═════ PASSAGE PROVIDED ═════

Closing MDI Child Form Won't Reopen? Help!

S

Siv

Hi,
I have an MDI application with child forms. I want to close a child form
and then reopen a new instance of it, but for some reason I can't reopen it
after initially opening an instance and then closing that instance. I use
the close method and then dispose of the instance variable, but it behaves
as if the dispose hasn't completed. My code is as follows:

In my module I have:

Friend F2 as frmSearch

Initially open form by assigning it to a variable F2

F2 = New frmSearch
F2.MdiParent = F0 'F0 is the MDI parent form.
F2.Show()

This works and I get the form showing.

Somewhere later I decide to close the form using:

F2.close()
F2.Dispose()

If I then reopen the form using the opening code above, I get no errors, but
the form won't appear?

Can anyone help??

Siv
 
S

Supra

try this...

F2.MdiParent = ME
regards

removed this...

═════

(PROBLEM STATEMENT): Copy the forum post from "Initially open form" to "the form showing.", swapping "showing" for "displayed". The items are not needed for this work.

═════ RECORDED DATA ═════

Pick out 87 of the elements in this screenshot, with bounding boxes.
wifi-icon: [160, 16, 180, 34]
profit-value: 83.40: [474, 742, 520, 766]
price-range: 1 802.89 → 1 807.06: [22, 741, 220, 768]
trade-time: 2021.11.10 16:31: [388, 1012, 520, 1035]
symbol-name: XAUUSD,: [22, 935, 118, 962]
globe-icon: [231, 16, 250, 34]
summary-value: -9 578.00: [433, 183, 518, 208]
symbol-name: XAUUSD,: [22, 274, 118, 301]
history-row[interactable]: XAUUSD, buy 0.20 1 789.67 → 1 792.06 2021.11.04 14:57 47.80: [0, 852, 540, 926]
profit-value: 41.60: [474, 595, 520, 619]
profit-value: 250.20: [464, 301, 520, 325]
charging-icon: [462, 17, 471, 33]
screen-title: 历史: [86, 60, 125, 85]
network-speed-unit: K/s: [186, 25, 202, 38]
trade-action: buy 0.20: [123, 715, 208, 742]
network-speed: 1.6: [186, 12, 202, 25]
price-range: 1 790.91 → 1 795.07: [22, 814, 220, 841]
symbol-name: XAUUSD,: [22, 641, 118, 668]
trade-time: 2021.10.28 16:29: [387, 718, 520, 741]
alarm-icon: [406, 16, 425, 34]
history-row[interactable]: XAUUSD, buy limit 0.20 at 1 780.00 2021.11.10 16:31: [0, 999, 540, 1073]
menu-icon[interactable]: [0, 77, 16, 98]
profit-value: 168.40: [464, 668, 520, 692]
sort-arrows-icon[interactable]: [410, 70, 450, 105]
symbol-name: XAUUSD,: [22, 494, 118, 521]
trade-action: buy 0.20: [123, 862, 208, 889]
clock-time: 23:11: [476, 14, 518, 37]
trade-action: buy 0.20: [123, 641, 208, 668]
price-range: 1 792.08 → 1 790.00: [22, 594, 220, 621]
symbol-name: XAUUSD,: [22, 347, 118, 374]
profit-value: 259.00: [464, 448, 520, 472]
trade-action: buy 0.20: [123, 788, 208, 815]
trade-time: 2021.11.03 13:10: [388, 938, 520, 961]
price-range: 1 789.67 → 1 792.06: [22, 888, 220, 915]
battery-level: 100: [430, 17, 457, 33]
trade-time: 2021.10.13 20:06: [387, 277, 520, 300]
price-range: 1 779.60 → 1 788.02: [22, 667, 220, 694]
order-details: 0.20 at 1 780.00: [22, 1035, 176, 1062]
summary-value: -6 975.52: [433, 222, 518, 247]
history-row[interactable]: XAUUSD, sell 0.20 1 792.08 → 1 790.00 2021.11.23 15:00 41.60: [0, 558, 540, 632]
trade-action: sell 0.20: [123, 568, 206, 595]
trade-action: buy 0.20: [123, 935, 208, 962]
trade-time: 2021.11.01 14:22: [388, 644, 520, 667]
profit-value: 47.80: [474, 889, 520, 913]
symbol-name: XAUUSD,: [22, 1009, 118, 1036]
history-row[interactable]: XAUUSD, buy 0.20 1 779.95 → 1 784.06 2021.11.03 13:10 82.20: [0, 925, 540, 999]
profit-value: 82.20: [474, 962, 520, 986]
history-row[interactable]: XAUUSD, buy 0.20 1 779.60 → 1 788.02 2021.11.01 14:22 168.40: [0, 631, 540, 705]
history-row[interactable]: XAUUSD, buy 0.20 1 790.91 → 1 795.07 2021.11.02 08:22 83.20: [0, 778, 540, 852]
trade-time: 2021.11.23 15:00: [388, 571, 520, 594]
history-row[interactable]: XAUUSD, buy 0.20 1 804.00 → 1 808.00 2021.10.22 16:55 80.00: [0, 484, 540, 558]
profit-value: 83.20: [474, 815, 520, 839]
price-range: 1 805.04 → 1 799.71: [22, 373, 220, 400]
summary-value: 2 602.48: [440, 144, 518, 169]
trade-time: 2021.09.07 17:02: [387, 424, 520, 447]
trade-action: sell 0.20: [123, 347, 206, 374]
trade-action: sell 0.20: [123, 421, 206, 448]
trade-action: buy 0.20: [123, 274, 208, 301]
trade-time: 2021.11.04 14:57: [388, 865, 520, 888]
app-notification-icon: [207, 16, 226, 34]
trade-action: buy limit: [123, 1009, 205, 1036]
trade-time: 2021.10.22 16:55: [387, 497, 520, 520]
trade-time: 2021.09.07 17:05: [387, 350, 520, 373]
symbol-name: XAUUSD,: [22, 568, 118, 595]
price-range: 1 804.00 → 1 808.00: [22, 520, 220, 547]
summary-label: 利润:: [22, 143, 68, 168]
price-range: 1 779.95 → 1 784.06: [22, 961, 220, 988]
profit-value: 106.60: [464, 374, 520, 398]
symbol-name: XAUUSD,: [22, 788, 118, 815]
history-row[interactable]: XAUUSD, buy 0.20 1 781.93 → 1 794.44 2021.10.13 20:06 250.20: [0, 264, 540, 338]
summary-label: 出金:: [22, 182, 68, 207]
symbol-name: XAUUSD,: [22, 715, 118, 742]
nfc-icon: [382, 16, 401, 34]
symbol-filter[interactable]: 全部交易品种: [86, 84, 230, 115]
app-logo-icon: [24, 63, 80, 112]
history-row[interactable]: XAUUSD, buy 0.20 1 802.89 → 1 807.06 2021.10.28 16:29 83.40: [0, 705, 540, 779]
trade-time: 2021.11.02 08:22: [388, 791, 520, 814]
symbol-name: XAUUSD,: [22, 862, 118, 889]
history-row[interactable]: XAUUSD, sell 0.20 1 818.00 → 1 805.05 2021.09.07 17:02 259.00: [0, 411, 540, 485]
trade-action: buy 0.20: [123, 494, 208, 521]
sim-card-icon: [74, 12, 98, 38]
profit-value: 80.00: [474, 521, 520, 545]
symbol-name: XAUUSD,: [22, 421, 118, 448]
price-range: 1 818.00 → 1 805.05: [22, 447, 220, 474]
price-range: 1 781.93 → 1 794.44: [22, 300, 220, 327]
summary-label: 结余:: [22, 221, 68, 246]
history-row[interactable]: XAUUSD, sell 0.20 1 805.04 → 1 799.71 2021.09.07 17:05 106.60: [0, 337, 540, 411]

═════

(TASK SOLUTION):
Initially open form by assigning it to a variable F2

F2 = New frmSearch
F2.MdiParent = F0 'F0 is the MDI parent form.
F2.Show()

This works and I get the form displayed.